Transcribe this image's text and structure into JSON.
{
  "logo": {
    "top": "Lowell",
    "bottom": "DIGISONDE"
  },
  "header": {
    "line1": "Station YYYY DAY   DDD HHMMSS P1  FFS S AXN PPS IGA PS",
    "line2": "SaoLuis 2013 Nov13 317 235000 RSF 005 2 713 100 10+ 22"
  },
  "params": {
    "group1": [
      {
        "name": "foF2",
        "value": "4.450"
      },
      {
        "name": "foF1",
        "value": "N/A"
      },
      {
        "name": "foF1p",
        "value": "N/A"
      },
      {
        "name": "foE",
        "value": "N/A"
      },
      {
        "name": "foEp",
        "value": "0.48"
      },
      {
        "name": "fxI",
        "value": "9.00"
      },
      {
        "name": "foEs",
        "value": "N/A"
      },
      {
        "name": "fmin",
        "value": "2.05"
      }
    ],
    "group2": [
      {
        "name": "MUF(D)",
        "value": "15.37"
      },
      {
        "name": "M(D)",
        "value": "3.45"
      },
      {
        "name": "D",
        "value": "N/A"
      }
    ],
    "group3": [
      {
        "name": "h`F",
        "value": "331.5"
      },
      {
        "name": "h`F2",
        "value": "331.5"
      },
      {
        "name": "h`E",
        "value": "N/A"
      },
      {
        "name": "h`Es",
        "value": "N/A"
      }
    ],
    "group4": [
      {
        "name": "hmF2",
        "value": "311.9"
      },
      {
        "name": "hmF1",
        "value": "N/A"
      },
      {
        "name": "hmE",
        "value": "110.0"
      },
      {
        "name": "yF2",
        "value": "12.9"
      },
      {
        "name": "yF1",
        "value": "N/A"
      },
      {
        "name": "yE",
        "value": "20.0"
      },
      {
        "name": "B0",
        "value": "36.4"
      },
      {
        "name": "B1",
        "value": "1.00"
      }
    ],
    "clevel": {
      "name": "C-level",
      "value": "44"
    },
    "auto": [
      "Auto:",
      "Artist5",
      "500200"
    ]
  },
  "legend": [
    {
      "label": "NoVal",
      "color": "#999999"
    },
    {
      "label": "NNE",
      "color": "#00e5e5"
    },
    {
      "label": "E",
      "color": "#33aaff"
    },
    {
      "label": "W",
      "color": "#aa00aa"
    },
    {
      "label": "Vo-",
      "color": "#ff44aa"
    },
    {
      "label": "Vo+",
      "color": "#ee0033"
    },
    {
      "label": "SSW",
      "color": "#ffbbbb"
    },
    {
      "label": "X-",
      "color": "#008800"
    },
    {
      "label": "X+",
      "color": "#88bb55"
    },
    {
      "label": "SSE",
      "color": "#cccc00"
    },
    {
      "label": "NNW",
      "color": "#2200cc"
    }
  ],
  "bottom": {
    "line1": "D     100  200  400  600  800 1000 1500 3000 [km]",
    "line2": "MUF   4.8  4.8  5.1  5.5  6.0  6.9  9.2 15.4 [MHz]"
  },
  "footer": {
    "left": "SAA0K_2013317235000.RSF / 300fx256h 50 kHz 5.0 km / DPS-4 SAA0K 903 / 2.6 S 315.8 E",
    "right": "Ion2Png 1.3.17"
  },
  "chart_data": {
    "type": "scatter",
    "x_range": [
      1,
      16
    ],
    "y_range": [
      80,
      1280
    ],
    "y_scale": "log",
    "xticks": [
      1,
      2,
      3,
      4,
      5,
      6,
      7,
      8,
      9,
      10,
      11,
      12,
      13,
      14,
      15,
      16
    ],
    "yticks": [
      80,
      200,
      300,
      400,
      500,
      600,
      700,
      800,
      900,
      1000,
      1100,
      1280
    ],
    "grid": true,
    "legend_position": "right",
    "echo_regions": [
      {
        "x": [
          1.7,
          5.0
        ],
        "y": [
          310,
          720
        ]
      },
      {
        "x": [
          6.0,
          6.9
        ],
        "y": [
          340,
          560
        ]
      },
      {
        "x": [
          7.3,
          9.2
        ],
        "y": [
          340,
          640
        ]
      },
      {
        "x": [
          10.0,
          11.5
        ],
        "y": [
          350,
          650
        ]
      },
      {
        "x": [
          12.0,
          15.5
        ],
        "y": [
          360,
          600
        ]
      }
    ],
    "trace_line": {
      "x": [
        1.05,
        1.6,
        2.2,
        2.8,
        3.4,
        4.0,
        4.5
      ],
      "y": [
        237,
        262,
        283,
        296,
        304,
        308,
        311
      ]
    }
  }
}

__________________________________________________

◆ WHAT THE TASK ASKS ◆
Go through the material line by line. Show each line that contains the string "label".

◆ IN RESPONSE ◆
      "label": "NoVal",
      "label": "NNE",
      "label": "E",
      "label": "W",
      "label": "Vo-",
      "label": "Vo+",
      "label": "SSW",
      "label": "X-",
      "label": "X+",
      "label": "SSE",
      "label": "NNW",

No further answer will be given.